— BEGIN Material provided —

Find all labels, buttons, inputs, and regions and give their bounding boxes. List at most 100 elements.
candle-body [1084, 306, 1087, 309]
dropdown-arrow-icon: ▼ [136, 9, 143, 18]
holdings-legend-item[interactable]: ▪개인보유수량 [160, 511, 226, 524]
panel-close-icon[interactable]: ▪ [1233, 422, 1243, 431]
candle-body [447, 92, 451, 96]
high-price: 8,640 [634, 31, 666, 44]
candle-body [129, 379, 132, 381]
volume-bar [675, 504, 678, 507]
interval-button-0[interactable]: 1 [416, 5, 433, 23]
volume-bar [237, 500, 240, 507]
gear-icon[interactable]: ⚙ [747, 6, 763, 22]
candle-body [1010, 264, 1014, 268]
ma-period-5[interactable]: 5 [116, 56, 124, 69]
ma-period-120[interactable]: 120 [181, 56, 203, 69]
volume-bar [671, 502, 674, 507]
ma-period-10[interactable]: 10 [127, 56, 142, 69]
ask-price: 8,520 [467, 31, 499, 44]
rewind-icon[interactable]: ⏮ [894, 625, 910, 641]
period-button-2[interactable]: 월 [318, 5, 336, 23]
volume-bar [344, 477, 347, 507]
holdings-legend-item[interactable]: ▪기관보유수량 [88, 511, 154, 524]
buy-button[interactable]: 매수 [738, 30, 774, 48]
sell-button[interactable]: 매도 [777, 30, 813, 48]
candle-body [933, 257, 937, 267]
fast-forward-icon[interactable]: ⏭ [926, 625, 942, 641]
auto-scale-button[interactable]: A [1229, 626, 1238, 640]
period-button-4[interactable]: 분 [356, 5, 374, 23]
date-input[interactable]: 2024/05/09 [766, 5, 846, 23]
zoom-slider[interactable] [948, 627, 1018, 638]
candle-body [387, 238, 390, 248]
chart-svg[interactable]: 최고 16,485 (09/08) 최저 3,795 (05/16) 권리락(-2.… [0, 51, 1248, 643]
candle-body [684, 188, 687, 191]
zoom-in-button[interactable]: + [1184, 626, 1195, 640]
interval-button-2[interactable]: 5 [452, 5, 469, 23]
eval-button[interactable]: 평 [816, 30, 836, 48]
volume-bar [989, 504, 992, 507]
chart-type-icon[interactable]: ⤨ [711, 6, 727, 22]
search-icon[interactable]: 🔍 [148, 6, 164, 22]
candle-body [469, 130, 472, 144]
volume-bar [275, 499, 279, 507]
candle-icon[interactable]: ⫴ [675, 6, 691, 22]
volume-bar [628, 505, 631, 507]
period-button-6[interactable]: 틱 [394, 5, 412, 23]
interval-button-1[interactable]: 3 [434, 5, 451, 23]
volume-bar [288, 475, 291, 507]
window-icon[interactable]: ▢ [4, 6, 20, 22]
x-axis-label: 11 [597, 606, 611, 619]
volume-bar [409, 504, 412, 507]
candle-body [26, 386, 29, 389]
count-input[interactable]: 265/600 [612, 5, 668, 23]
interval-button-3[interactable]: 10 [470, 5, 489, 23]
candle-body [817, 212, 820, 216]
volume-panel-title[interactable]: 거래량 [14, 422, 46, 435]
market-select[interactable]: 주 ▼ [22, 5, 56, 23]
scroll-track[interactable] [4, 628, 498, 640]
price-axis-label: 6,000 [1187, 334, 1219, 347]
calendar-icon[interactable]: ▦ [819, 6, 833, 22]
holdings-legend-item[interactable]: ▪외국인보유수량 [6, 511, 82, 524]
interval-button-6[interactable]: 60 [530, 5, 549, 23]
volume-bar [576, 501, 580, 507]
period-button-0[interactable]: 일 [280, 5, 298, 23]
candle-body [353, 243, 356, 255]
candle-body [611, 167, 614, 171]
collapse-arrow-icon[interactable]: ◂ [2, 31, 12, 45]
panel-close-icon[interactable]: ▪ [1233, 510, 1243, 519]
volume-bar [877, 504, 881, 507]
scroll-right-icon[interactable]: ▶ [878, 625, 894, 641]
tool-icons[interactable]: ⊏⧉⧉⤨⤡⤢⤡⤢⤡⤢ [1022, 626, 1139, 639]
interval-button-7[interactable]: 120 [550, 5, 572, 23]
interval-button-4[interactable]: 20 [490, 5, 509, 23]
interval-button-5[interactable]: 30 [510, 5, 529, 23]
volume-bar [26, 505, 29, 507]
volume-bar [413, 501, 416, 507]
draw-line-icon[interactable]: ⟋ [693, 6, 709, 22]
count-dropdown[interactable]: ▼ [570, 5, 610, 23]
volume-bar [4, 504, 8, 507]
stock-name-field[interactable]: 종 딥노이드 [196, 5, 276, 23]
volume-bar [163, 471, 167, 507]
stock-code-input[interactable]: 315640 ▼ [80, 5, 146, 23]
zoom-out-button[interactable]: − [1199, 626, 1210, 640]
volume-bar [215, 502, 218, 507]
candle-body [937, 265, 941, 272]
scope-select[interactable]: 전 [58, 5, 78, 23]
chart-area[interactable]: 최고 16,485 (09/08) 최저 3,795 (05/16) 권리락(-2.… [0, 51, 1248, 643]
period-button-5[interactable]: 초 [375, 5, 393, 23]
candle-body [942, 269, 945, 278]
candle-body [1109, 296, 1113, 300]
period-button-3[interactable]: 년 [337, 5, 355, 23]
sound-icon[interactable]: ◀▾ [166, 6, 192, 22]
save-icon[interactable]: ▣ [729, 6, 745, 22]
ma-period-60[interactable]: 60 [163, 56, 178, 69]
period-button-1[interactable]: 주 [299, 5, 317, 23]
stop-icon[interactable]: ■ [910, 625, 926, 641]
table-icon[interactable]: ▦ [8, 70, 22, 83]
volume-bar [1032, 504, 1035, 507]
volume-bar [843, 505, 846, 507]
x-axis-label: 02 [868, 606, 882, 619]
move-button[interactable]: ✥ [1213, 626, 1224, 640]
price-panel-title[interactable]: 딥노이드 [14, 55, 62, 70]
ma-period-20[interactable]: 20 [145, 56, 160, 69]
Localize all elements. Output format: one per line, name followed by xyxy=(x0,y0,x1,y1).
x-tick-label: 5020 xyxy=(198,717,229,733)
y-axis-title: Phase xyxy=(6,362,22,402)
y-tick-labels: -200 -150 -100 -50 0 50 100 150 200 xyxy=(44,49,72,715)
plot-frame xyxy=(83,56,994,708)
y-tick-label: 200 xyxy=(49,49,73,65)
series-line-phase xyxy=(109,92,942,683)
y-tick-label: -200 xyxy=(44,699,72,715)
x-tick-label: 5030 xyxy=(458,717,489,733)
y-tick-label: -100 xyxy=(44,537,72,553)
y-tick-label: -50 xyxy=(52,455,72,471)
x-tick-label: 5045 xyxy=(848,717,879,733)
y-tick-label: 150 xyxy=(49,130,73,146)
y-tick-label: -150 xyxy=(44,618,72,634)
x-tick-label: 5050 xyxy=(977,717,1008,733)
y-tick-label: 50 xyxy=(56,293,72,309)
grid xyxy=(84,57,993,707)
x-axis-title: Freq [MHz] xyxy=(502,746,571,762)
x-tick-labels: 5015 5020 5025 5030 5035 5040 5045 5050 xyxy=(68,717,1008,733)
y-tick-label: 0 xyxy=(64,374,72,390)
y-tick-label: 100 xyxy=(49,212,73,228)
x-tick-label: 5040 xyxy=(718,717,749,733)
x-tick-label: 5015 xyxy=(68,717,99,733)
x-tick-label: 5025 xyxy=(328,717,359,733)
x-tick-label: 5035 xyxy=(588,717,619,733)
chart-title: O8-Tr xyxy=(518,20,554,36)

— END Material provided —

▶ **Problem requirements**
Copy out every line of the records above verbatim, from start to finish.

▶ **Answer to this exercise**
Find all labels, buttons, inputs, and regions and give their bounding boxes. List at most 100 elements.
candle-body [1084, 306, 1087, 309]
dropdown-arrow-icon: ▼ [136, 9, 143, 18]
holdings-legend-item[interactable]: ▪개인보유수량 [160, 511, 226, 524]
panel-close-icon[interactable]: ▪ [1233, 422, 1243, 431]
candle-body [447, 92, 451, 96]
high-price: 8,640 [634, 31, 666, 44]
candle-body [129, 379, 132, 381]
volume-bar [675, 504, 678, 507]
interval-button-0[interactable]: 1 [416, 5, 433, 23]
volume-bar [237, 500, 240, 507]
gear-icon[interactable]: ⚙ [747, 6, 763, 22]
candle-body [1010, 264, 1014, 268]
ma-period-5[interactable]: 5 [116, 56, 124, 69]
ma-period-120[interactable]: 120 [181, 56, 203, 69]
volume-bar [671, 502, 674, 507]
ma-period-10[interactable]: 10 [127, 56, 142, 69]
ask-price: 8,520 [467, 31, 499, 44]
rewind-icon[interactable]: ⏮ [894, 625, 910, 641]
period-button-2[interactable]: 월 [318, 5, 336, 23]
volume-bar [344, 477, 347, 507]
holdings-legend-item[interactable]: ▪기관보유수량 [88, 511, 154, 524]
buy-button[interactable]: 매수 [738, 30, 774, 48]
sell-button[interactable]: 매도 [777, 30, 813, 48]
candle-body [933, 257, 937, 267]
fast-forward-icon[interactable]: ⏭ [926, 625, 942, 641]
auto-scale-button[interactable]: A [1229, 626, 1238, 640]
period-button-4[interactable]: 분 [356, 5, 374, 23]
date-input[interactable]: 2024/05/09 [766, 5, 846, 23]
zoom-slider[interactable] [948, 627, 1018, 638]
candle-body [387, 238, 390, 248]
chart-svg[interactable]: 최고 16,485 (09/08) 최저 3,795 (05/16) 권리락(-2.… [0, 51, 1248, 643]
candle-body [684, 188, 687, 191]
zoom-in-button[interactable]: + [1184, 626, 1195, 640]
interval-button-2[interactable]: 5 [452, 5, 469, 23]
eval-button[interactable]: 평 [816, 30, 836, 48]
volume-bar [989, 504, 992, 507]
chart-type-icon[interactable]: ⤨ [711, 6, 727, 22]
search-icon[interactable]: 🔍 [148, 6, 164, 22]
candle-body [469, 130, 472, 144]
volume-bar [275, 499, 279, 507]
candle-icon[interactable]: ⫴ [675, 6, 691, 22]
volume-bar [628, 505, 631, 507]
period-button-6[interactable]: 틱 [394, 5, 412, 23]
interval-button-1[interactable]: 3 [434, 5, 451, 23]
volume-bar [288, 475, 291, 507]
window-icon[interactable]: ▢ [4, 6, 20, 22]
x-axis-label: 11 [597, 606, 611, 619]
volume-bar [409, 504, 412, 507]
candle-body [26, 386, 29, 389]
count-input[interactable]: 265/600 [612, 5, 668, 23]
interval-button-3[interactable]: 10 [470, 5, 489, 23]
candle-body [817, 212, 820, 216]
volume-panel-title[interactable]: 거래량 [14, 422, 46, 435]
market-select[interactable]: 주 ▼ [22, 5, 56, 23]
scroll-track[interactable] [4, 628, 498, 640]
price-axis-label: 6,000 [1187, 334, 1219, 347]
calendar-icon[interactable]: ▦ [819, 6, 833, 22]
holdings-legend-item[interactable]: ▪외국인보유수량 [6, 511, 82, 524]
interval-button-6[interactable]: 60 [530, 5, 549, 23]
volume-bar [576, 501, 580, 507]
period-button-0[interactable]: 일 [280, 5, 298, 23]
candle-body [353, 243, 356, 255]
candle-body [611, 167, 614, 171]
collapse-arrow-icon[interactable]: ◂ [2, 31, 12, 45]
panel-close-icon[interactable]: ▪ [1233, 510, 1243, 519]
volume-bar [877, 504, 881, 507]
scroll-right-icon[interactable]: ▶ [878, 625, 894, 641]
tool-icons[interactable]: ⊏⧉⧉⤨⤡⤢⤡⤢⤡⤢ [1022, 626, 1139, 639]
interval-button-7[interactable]: 120 [550, 5, 572, 23]
interval-button-4[interactable]: 20 [490, 5, 509, 23]
interval-button-5[interactable]: 30 [510, 5, 529, 23]
volume-bar [26, 505, 29, 507]
volume-bar [413, 501, 416, 507]
draw-line-icon[interactable]: ⟋ [693, 6, 709, 22]
count-dropdown[interactable]: ▼ [570, 5, 610, 23]
volume-bar [4, 504, 8, 507]
stock-name-field[interactable]: 종 딥노이드 [196, 5, 276, 23]
volume-bar [163, 471, 167, 507]
stock-code-input[interactable]: 315640 ▼ [80, 5, 146, 23]
zoom-out-button[interactable]: − [1199, 626, 1210, 640]
volume-bar [215, 502, 218, 507]
candle-body [937, 265, 941, 272]
scope-select[interactable]: 전 [58, 5, 78, 23]
chart-area[interactable]: 최고 16,485 (09/08) 최저 3,795 (05/16) 권리락(-2.… [0, 51, 1248, 643]
period-button-5[interactable]: 초 [375, 5, 393, 23]
candle-body [942, 269, 945, 278]
candle-body [1109, 296, 1113, 300]
period-button-3[interactable]: 년 [337, 5, 355, 23]
sound-icon[interactable]: ◀▾ [166, 6, 192, 22]
save-icon[interactable]: ▣ [729, 6, 745, 22]
ma-period-60[interactable]: 60 [163, 56, 178, 69]
period-button-1[interactable]: 주 [299, 5, 317, 23]
stop-icon[interactable]: ■ [910, 625, 926, 641]
table-icon[interactable]: ▦ [8, 70, 22, 83]
volume-bar [1032, 504, 1035, 507]
volume-bar [843, 505, 846, 507]
x-axis-label: 02 [868, 606, 882, 619]
move-button[interactable]: ✥ [1213, 626, 1224, 640]
price-panel-title[interactable]: 딥노이드 [14, 55, 62, 70]
ma-period-20[interactable]: 20 [145, 56, 160, 69]
Localize all elements. Output format: one per line, name followed by xyxy=(x0,y0,x1,y1).
x-tick-label: 5020 xyxy=(198,717,229,733)
y-axis-title: Phase xyxy=(6,362,22,402)
y-tick-labels: -200 -150 -100 -50 0 50 100 150 200 xyxy=(44,49,72,715)
plot-frame xyxy=(83,56,994,708)
y-tick-label: 200 xyxy=(49,49,73,65)
series-line-phase xyxy=(109,92,942,683)
y-tick-label: -200 xyxy=(44,699,72,715)
x-tick-label: 5030 xyxy=(458,717,489,733)
y-tick-label: -100 xyxy=(44,537,72,553)
y-tick-label: -50 xyxy=(52,455,72,471)
x-tick-label: 5045 xyxy=(848,717,879,733)
y-tick-label: 150 xyxy=(49,130,73,146)
y-tick-label: -150 xyxy=(44,618,72,634)
x-tick-label: 5050 xyxy=(977,717,1008,733)
y-tick-label: 50 xyxy=(56,293,72,309)
grid xyxy=(84,57,993,707)
x-axis-title: Freq [MHz] xyxy=(502,746,571,762)
x-tick-labels: 5015 5020 5025 5030 5035 5040 5045 5050 xyxy=(68,717,1008,733)
y-tick-label: 0 xyxy=(64,374,72,390)
y-tick-label: 100 xyxy=(49,212,73,228)
x-tick-label: 5040 xyxy=(718,717,749,733)
x-tick-label: 5015 xyxy=(68,717,99,733)
x-tick-label: 5025 xyxy=(328,717,359,733)
x-tick-label: 5035 xyxy=(588,717,619,733)
chart-title: O8-Tr xyxy=(518,20,554,36)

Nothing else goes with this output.